**Work to do**:
In the records below, find each line with the word "Ross" and copy it.

**Entries supplied**:

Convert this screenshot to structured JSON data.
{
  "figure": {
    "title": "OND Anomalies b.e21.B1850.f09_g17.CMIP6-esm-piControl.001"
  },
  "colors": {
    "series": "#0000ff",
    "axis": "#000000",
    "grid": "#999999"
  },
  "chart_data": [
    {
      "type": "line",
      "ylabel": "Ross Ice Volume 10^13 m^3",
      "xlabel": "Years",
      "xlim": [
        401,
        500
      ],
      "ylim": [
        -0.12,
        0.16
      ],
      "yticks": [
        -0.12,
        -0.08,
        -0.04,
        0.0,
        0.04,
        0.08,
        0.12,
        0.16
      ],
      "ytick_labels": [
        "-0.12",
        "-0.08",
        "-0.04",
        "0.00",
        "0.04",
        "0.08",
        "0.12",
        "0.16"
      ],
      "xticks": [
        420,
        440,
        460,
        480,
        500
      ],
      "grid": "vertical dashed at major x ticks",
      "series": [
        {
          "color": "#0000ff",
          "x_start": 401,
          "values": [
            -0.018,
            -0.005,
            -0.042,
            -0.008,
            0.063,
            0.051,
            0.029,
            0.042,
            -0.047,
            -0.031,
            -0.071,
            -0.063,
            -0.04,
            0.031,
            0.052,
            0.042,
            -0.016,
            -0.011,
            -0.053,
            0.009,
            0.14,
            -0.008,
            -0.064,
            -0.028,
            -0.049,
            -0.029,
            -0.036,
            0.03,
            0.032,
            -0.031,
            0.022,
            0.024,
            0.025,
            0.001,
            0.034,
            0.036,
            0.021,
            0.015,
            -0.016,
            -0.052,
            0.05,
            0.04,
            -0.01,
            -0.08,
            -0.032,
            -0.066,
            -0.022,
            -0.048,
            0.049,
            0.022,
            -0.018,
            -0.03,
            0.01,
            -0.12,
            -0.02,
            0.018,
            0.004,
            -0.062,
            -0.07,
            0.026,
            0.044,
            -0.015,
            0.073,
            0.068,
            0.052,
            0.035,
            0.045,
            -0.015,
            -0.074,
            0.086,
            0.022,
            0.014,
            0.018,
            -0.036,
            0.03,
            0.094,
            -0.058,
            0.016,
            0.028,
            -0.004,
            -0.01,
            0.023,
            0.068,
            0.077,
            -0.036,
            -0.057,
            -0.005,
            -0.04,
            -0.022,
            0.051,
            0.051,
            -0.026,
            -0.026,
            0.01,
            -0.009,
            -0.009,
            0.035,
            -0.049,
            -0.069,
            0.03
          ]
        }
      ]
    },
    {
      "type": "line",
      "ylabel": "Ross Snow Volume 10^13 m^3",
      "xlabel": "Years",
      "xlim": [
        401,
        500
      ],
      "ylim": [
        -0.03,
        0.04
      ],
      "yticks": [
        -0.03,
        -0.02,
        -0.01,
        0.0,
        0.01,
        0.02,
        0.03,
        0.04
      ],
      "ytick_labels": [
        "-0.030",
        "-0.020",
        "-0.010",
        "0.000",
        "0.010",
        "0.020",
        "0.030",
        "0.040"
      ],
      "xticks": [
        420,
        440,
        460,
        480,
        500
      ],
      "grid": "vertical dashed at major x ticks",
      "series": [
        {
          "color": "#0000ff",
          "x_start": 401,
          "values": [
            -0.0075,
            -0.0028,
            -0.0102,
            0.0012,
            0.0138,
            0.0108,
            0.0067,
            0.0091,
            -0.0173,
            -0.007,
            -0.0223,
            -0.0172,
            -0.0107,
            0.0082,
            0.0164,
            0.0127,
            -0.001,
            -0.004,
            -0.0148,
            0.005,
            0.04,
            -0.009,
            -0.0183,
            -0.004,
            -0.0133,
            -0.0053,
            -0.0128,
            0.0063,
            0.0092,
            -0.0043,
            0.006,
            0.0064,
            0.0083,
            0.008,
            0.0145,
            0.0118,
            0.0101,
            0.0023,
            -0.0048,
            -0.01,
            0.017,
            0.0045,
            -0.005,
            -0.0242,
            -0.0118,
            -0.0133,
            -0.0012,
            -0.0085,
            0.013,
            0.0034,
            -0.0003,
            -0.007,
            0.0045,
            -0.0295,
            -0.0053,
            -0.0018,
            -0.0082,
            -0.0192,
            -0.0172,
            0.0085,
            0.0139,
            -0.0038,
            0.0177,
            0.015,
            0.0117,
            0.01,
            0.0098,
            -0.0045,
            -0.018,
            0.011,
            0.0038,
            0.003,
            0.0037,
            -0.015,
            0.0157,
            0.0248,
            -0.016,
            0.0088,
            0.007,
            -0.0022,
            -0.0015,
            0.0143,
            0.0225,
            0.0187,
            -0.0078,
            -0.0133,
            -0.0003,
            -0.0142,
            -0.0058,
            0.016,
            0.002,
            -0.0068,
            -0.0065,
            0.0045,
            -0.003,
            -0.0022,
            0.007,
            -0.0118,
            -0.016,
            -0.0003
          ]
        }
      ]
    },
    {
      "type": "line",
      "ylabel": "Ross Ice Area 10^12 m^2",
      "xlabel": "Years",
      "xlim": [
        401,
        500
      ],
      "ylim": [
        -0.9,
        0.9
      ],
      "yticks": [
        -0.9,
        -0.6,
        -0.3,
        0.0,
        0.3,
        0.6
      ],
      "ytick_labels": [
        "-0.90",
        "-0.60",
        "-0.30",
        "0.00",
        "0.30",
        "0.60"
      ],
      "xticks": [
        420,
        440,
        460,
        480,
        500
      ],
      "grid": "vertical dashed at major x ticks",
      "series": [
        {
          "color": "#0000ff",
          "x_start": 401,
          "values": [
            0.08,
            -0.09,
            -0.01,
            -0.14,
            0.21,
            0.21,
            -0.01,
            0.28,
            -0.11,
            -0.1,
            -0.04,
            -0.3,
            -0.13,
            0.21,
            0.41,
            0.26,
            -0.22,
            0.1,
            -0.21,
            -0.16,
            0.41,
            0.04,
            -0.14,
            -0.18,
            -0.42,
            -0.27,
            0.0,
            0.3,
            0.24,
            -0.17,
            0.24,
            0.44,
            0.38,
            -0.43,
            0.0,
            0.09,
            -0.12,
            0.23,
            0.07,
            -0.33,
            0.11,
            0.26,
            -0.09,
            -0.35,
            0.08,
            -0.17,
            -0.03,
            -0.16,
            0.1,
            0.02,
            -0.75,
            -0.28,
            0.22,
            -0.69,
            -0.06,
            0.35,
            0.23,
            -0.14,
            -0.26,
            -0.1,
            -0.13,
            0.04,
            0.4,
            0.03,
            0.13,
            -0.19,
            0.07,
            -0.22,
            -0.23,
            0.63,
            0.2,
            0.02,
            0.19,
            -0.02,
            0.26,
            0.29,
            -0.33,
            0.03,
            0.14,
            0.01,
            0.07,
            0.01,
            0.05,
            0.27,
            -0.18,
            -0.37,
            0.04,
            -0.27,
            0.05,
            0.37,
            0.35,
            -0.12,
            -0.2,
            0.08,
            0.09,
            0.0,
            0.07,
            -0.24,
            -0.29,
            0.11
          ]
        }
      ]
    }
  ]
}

==

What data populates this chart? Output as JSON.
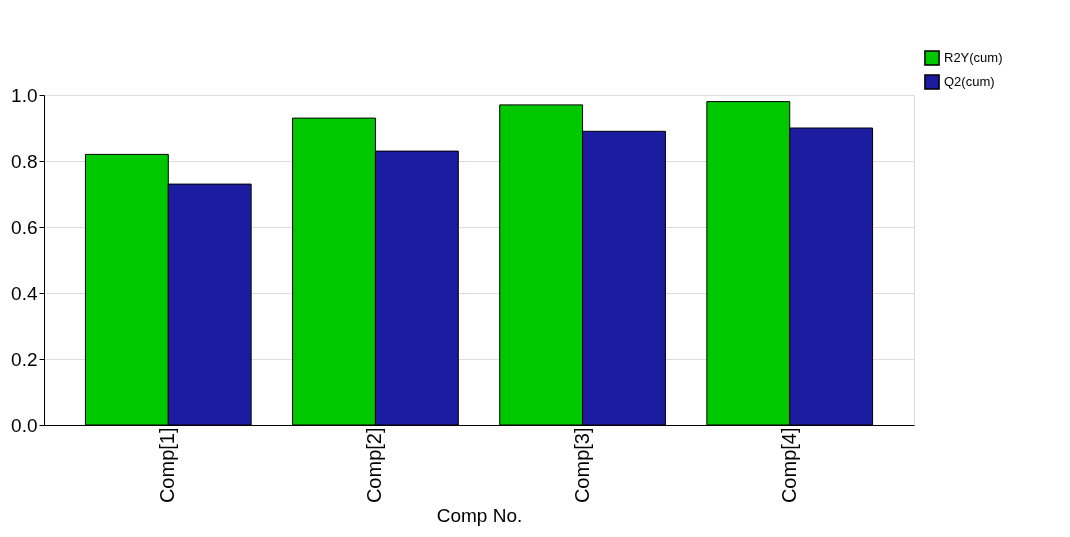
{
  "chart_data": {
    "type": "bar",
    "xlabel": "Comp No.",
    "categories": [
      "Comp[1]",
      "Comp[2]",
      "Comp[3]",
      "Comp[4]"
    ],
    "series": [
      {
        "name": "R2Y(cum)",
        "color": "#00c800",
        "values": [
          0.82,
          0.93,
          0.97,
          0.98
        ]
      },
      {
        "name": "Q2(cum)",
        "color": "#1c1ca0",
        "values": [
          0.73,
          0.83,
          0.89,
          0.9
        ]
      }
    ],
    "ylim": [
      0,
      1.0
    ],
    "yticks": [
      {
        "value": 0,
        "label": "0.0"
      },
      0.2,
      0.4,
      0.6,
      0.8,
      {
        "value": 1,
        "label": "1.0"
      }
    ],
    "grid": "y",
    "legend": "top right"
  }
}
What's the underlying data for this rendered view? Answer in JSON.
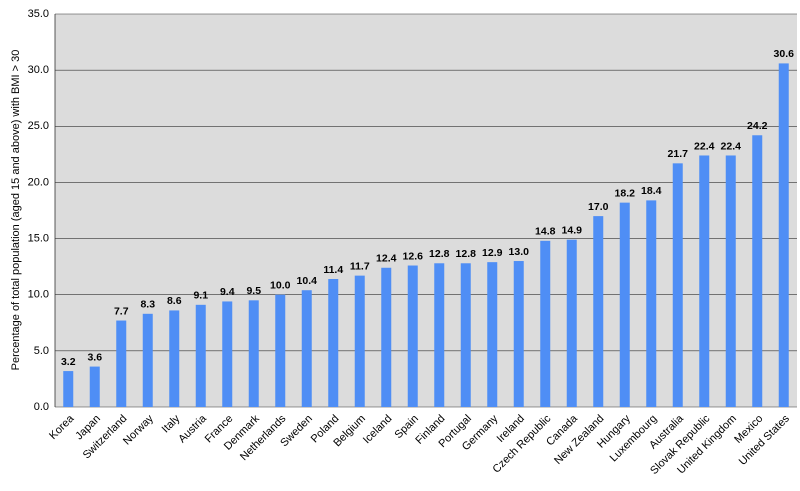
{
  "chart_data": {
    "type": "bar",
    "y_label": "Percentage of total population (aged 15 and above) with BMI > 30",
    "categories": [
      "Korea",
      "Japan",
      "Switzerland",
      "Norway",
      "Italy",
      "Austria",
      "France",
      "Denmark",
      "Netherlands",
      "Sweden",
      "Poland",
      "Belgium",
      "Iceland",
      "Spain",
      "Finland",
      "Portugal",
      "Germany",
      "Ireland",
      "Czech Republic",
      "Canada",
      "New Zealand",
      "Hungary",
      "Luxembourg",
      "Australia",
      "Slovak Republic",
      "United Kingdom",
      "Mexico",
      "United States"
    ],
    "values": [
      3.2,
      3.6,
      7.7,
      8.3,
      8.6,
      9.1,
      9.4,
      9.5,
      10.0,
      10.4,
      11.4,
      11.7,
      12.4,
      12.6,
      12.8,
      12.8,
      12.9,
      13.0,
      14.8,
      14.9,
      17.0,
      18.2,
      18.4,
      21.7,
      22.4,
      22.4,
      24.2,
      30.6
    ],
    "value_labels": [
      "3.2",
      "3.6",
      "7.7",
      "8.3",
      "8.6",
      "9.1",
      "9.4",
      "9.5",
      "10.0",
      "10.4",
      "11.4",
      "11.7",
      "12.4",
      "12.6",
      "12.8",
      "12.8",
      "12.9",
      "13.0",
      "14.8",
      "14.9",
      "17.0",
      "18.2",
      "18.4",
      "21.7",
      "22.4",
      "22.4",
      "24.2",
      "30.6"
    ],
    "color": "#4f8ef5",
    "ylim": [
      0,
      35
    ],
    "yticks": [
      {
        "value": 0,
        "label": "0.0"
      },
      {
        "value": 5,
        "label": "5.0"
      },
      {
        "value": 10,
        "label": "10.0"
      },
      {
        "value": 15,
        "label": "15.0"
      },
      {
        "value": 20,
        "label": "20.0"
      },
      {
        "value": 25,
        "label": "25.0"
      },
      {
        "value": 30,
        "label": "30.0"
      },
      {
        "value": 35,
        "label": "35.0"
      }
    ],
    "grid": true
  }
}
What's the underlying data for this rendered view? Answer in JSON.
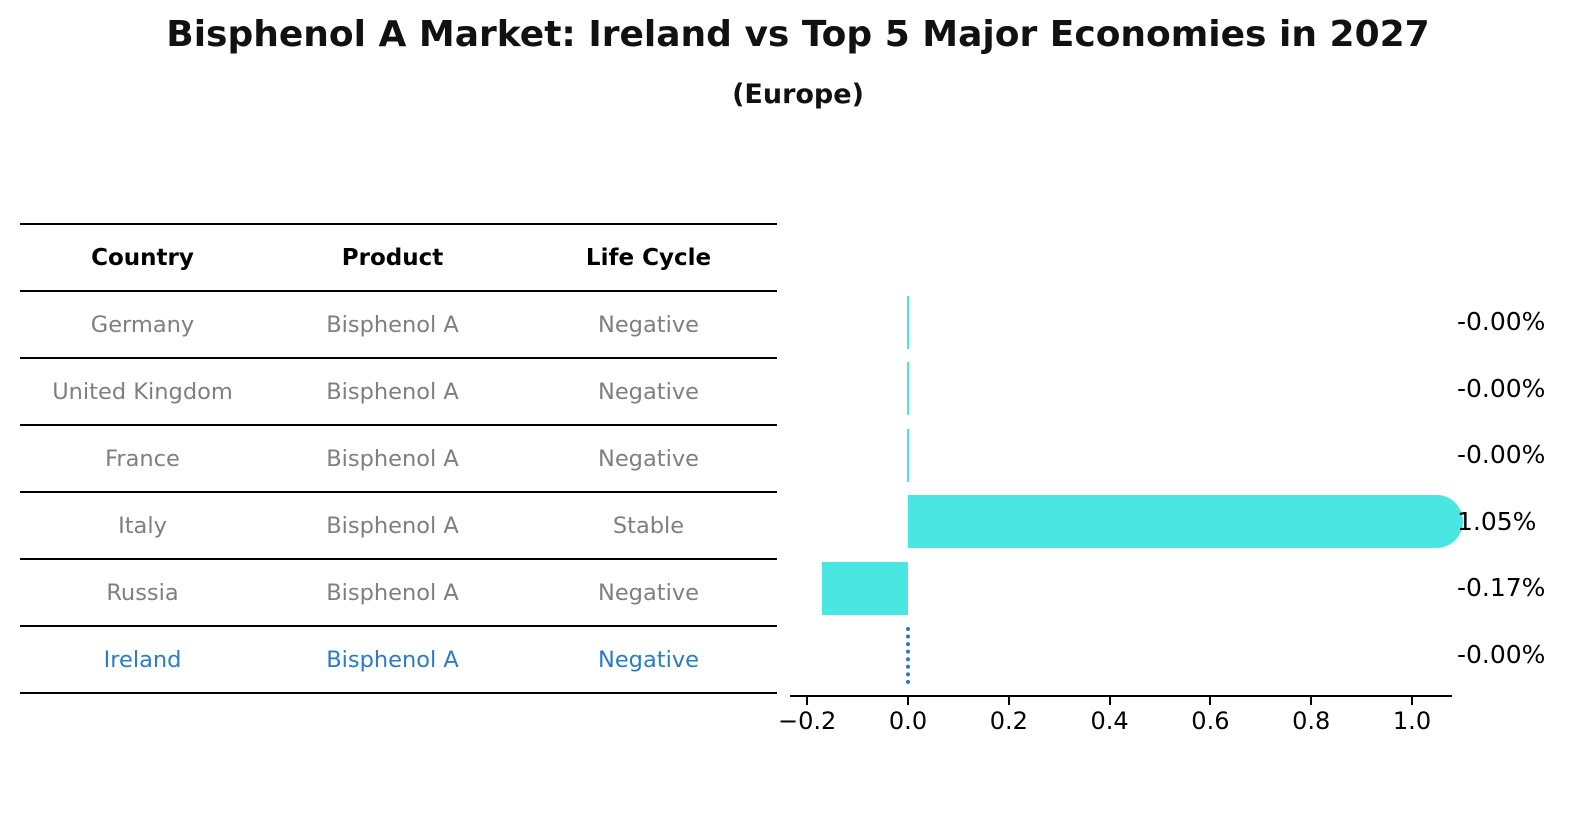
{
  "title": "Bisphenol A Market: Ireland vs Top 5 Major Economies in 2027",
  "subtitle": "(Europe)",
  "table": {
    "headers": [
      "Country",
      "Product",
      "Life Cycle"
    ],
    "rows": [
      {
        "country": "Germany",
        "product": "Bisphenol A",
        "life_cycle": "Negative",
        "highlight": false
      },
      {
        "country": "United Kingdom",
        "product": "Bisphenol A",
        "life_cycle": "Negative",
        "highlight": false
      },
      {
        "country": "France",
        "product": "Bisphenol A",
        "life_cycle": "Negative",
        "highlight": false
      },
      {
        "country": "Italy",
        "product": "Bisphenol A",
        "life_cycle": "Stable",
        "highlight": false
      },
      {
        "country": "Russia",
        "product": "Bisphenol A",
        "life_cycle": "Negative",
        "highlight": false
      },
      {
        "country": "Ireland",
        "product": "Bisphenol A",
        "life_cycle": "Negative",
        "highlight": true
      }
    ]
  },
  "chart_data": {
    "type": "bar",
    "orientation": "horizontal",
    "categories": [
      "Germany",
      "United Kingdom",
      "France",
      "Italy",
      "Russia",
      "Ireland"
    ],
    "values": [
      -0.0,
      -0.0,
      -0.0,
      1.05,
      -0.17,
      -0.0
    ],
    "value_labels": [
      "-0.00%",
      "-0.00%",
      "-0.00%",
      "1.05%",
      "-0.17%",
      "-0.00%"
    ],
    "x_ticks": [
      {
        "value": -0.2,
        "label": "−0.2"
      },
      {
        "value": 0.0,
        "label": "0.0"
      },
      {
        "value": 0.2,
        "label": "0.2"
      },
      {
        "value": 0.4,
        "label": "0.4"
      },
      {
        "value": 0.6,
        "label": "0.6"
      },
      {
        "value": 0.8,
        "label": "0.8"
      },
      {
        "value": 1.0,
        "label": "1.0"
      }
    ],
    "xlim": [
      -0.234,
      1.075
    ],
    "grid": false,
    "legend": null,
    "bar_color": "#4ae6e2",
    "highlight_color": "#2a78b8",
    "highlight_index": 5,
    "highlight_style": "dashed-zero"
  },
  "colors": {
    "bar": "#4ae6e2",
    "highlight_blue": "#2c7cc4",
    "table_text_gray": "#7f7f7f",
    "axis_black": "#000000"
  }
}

==

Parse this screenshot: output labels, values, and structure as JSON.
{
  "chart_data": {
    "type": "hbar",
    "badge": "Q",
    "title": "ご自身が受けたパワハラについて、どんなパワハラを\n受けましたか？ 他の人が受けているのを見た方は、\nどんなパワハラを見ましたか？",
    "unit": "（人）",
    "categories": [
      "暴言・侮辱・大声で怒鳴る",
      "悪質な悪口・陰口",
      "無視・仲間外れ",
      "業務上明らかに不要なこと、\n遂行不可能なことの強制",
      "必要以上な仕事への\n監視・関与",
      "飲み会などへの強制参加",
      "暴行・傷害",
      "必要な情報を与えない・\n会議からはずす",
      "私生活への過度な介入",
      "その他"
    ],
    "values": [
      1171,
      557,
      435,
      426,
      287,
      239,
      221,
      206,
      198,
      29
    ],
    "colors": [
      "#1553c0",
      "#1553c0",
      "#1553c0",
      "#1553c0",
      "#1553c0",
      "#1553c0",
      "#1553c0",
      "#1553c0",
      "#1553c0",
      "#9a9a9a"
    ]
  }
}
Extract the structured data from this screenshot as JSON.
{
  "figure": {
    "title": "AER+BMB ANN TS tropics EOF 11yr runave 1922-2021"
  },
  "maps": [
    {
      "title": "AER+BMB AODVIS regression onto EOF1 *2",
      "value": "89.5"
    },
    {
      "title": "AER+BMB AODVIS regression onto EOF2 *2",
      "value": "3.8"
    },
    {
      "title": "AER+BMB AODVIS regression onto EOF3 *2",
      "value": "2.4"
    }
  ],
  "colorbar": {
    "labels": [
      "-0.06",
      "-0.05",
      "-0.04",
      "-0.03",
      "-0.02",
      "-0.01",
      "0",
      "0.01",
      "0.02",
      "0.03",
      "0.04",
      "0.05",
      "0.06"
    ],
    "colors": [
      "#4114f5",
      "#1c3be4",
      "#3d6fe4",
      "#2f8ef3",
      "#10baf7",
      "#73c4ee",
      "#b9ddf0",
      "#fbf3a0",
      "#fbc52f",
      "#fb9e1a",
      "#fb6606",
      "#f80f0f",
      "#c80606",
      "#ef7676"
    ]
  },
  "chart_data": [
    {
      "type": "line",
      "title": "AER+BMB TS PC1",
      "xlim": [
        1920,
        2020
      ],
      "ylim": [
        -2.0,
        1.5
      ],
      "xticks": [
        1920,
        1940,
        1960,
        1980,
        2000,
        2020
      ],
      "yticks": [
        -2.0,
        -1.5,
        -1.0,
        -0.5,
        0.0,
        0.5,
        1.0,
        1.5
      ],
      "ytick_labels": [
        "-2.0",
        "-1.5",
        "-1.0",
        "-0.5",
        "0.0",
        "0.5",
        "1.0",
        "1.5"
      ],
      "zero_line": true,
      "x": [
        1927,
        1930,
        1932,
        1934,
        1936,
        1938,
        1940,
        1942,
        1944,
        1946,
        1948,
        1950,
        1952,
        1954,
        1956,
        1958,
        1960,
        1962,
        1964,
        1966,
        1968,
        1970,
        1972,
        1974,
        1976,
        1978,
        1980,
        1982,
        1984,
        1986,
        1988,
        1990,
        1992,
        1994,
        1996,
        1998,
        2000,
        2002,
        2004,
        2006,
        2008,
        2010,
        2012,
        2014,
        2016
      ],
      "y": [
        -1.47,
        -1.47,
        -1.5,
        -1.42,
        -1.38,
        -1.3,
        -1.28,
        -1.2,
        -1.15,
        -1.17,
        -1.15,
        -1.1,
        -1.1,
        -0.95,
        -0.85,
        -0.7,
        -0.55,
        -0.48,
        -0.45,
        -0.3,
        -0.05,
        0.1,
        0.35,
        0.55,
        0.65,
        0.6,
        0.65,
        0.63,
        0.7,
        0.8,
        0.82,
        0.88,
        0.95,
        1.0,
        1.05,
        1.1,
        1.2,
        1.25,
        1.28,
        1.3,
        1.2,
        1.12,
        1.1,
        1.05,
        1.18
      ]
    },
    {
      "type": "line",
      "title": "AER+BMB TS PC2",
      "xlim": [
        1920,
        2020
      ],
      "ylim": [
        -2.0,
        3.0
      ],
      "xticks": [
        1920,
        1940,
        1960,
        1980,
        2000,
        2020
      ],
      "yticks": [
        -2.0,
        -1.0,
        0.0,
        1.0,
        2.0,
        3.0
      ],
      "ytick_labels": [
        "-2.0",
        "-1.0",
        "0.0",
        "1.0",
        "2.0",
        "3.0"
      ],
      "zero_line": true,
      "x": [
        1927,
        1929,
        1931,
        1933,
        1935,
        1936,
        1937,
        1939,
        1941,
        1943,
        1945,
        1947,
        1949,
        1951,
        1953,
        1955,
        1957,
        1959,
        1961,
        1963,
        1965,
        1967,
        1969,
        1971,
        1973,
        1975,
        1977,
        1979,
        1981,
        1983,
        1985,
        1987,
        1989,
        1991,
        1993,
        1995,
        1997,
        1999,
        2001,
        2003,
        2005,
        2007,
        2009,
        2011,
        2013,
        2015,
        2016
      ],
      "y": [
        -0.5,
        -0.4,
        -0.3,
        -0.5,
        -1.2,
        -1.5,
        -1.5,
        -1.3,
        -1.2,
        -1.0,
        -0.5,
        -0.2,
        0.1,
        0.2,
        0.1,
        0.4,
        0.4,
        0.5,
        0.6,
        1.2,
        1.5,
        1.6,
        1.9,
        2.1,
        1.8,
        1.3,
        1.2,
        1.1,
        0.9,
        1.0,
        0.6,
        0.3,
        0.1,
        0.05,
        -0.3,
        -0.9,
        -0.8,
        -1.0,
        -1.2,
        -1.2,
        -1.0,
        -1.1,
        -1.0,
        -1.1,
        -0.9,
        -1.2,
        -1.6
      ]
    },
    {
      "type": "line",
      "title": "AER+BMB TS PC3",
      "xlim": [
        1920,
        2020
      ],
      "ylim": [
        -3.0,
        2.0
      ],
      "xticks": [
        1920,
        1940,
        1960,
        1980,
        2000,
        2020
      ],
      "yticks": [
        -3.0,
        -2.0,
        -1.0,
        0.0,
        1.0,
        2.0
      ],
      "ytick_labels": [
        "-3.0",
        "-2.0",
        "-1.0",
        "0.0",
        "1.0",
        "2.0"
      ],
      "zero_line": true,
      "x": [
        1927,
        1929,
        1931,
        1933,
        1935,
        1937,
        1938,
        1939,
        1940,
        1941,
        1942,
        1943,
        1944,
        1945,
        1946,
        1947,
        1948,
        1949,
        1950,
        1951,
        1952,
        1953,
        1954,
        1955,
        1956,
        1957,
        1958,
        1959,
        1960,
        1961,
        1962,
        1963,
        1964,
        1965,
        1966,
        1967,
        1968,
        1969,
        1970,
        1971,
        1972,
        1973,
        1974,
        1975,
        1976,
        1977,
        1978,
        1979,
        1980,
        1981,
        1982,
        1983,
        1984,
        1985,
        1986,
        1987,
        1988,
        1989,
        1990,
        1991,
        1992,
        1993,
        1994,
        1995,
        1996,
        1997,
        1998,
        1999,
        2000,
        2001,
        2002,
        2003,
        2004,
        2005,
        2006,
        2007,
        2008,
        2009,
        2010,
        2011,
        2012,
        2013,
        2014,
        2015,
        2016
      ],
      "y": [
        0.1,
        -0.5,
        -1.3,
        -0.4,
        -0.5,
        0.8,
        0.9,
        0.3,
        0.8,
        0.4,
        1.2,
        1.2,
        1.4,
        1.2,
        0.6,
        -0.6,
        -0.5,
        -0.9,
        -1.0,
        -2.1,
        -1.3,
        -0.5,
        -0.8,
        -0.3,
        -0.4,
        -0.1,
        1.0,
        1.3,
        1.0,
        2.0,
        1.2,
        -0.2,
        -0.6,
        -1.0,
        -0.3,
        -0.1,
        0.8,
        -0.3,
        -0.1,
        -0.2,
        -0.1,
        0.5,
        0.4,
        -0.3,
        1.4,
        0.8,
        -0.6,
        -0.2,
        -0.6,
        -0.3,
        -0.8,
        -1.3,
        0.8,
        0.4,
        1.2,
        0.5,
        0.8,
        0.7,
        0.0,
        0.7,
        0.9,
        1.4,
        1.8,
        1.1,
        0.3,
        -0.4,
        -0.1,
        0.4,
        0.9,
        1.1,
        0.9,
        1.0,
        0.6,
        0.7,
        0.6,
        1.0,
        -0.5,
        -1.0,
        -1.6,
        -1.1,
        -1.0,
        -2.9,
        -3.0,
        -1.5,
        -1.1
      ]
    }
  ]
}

**Task answer**:
      "ylabel": "Ross Ice Volume 10^13 m^3",
      "ylabel": "Ross Snow Volume 10^13 m^3",
      "ylabel": "Ross Ice Area 10^12 m^2",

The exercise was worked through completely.